## Exercise brief
Locate the lines of the listing below that hold "іюля", then copy each of them.
══ Input for this task ══
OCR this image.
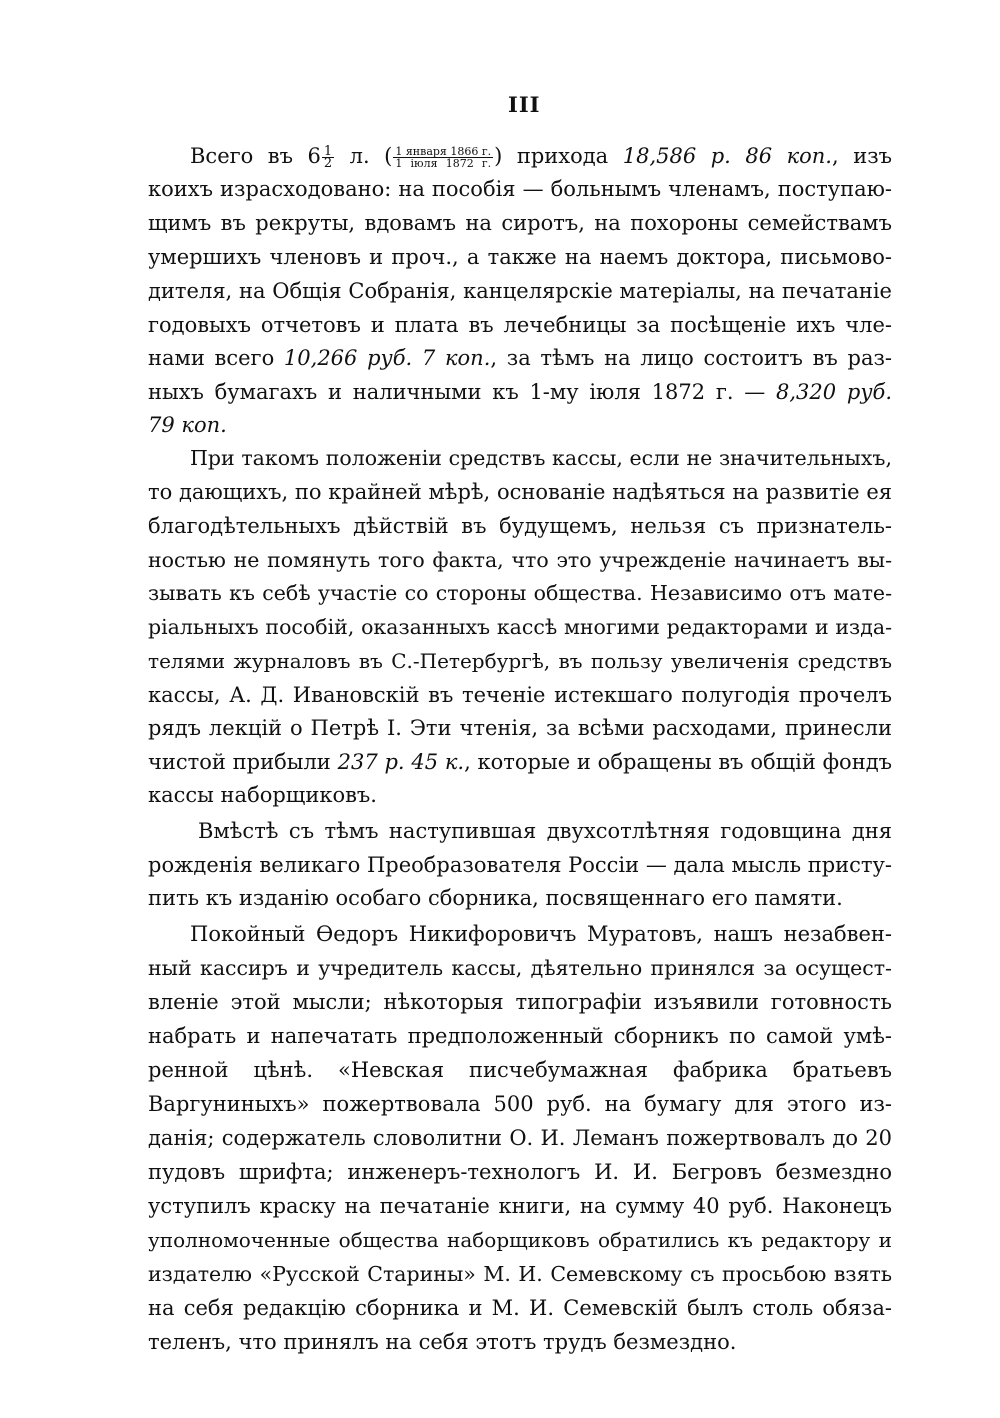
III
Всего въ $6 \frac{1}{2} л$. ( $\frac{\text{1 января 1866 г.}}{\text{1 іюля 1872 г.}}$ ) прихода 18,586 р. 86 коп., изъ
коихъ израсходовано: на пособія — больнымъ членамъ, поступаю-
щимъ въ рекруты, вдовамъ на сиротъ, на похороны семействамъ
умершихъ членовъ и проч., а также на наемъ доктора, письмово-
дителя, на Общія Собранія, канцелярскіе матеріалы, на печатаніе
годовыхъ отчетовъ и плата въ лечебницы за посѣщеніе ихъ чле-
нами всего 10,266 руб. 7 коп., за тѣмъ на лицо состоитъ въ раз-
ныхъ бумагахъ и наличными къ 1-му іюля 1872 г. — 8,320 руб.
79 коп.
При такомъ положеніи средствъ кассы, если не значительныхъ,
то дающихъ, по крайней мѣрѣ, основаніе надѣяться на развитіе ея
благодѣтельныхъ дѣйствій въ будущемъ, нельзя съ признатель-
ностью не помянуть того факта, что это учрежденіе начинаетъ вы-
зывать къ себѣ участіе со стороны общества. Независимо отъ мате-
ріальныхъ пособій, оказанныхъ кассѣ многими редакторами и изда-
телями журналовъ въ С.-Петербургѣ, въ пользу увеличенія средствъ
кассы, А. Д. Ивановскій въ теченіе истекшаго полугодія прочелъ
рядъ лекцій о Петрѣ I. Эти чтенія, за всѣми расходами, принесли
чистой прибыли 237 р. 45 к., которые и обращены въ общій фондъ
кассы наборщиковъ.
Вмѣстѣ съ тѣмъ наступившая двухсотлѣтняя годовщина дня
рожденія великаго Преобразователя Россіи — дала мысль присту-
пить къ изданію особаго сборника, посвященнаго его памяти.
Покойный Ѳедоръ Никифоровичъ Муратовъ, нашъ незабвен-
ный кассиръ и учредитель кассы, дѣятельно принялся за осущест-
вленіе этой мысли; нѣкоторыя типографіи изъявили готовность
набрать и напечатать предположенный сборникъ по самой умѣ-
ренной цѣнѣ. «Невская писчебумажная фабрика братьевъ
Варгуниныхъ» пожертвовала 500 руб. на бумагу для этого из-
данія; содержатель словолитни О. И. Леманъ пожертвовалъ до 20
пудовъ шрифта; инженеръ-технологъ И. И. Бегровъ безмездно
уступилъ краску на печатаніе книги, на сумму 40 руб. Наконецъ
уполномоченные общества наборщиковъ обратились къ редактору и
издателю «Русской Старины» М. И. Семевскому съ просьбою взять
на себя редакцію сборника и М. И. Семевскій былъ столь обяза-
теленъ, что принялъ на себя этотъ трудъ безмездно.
═══
══ Input for this task ══
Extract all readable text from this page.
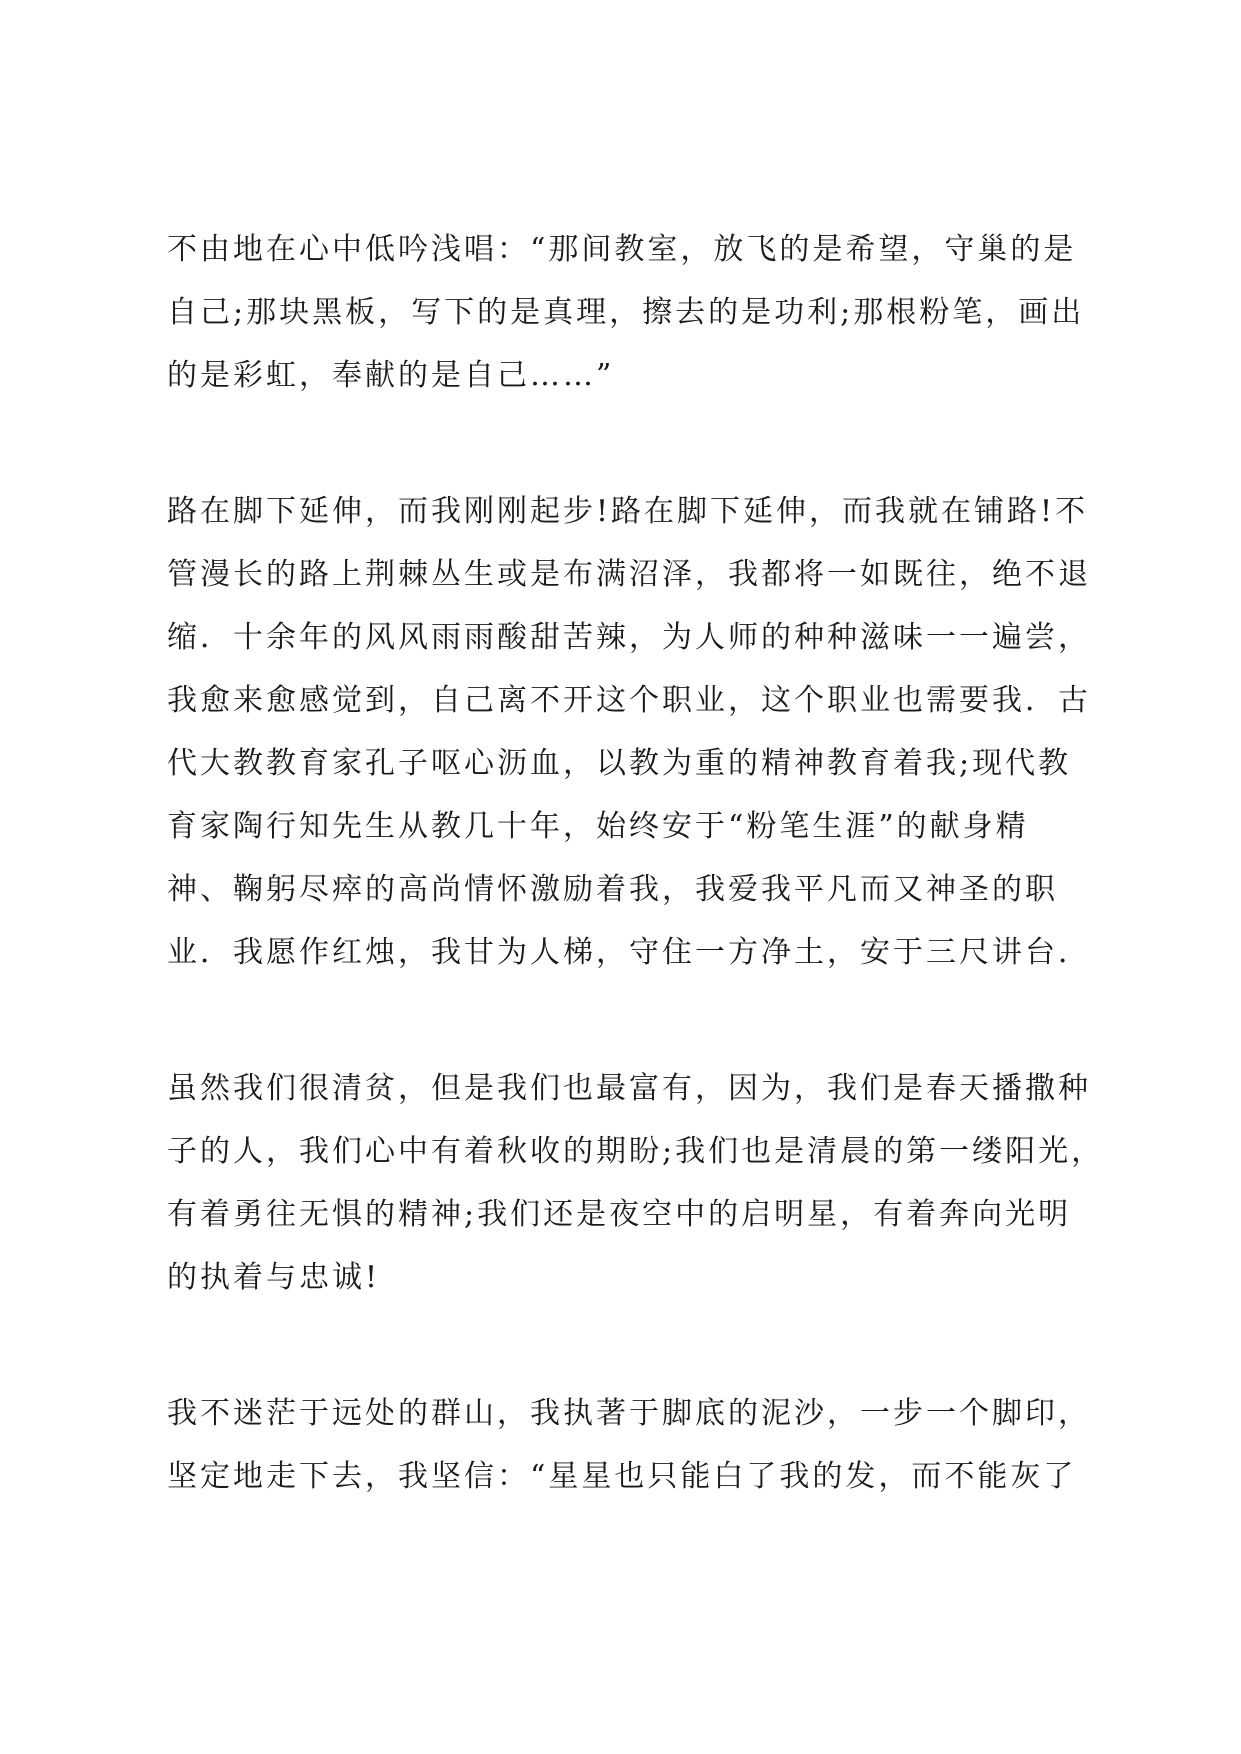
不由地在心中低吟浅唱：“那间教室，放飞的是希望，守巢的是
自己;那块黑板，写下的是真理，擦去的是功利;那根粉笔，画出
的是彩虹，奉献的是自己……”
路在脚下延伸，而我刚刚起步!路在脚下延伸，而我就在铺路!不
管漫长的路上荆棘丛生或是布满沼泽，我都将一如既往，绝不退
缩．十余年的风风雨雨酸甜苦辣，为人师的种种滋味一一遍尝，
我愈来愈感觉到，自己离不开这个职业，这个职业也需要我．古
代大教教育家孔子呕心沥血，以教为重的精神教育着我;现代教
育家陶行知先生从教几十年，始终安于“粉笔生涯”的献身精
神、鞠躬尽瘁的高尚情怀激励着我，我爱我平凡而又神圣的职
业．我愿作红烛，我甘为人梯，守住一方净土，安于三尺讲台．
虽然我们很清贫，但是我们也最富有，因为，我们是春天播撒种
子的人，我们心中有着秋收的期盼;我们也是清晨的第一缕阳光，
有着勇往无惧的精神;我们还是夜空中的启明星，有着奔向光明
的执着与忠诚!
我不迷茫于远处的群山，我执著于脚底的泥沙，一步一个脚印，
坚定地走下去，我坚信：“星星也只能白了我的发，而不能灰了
═══
## Correct response
Всего въ $6 \frac{1}{2} л$. ( $\frac{\text{1 января 1866 г.}}{\text{1 іюля 1872 г.}}$ ) прихода 18,586 р. 86 коп., изъ
ныхъ бумагахъ и наличными къ 1-му іюля 1872 г. — 8,320 руб.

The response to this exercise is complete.